— Begin SOURCE MATERIAL —

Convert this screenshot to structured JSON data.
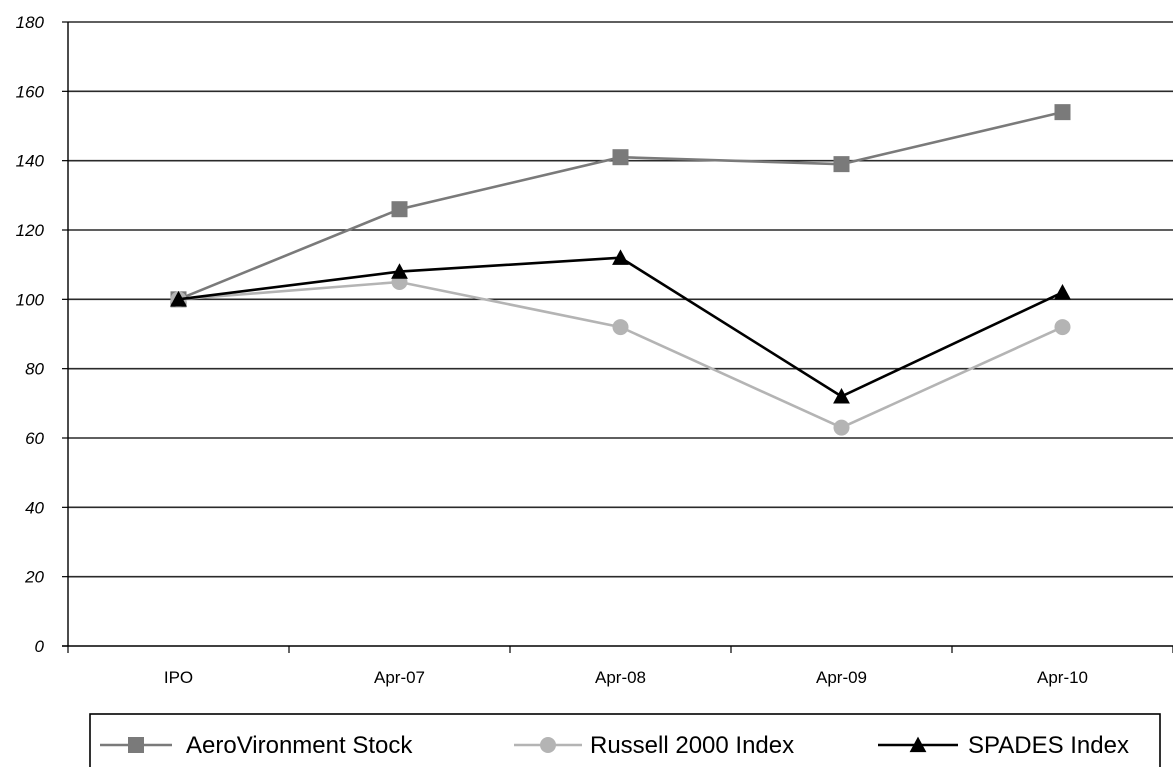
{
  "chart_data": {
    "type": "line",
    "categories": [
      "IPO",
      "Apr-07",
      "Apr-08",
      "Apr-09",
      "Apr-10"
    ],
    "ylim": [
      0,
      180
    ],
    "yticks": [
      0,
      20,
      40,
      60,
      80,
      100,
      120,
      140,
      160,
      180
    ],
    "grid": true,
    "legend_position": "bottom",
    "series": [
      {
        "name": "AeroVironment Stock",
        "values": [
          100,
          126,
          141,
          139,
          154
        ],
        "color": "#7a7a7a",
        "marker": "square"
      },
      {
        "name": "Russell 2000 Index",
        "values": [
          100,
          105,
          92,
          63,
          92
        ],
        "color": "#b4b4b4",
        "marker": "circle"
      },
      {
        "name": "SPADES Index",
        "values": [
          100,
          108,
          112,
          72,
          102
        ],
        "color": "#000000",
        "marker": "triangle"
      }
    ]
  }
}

— End SOURCE MATERIAL —

• _WHAT YOU NEED TO DO_: Set down every record once more, word for word, without pictures.

• _OUTPUT OF THE EXERCISE_:
Convert this screenshot to structured JSON data.
{
  "chart_data": {
    "type": "line",
    "categories": [
      "IPO",
      "Apr-07",
      "Apr-08",
      "Apr-09",
      "Apr-10"
    ],
    "ylim": [
      0,
      180
    ],
    "yticks": [
      0,
      20,
      40,
      60,
      80,
      100,
      120,
      140,
      160,
      180
    ],
    "grid": true,
    "legend_position": "bottom",
    "series": [
      {
        "name": "AeroVironment Stock",
        "values": [
          100,
          126,
          141,
          139,
          154
        ],
        "color": "#7a7a7a",
        "marker": "square"
      },
      {
        "name": "Russell 2000 Index",
        "values": [
          100,
          105,
          92,
          63,
          92
        ],
        "color": "#b4b4b4",
        "marker": "circle"
      },
      {
        "name": "SPADES Index",
        "values": [
          100,
          108,
          112,
          72,
          102
        ],
        "color": "#000000",
        "marker": "triangle"
      }
    ]
  }
}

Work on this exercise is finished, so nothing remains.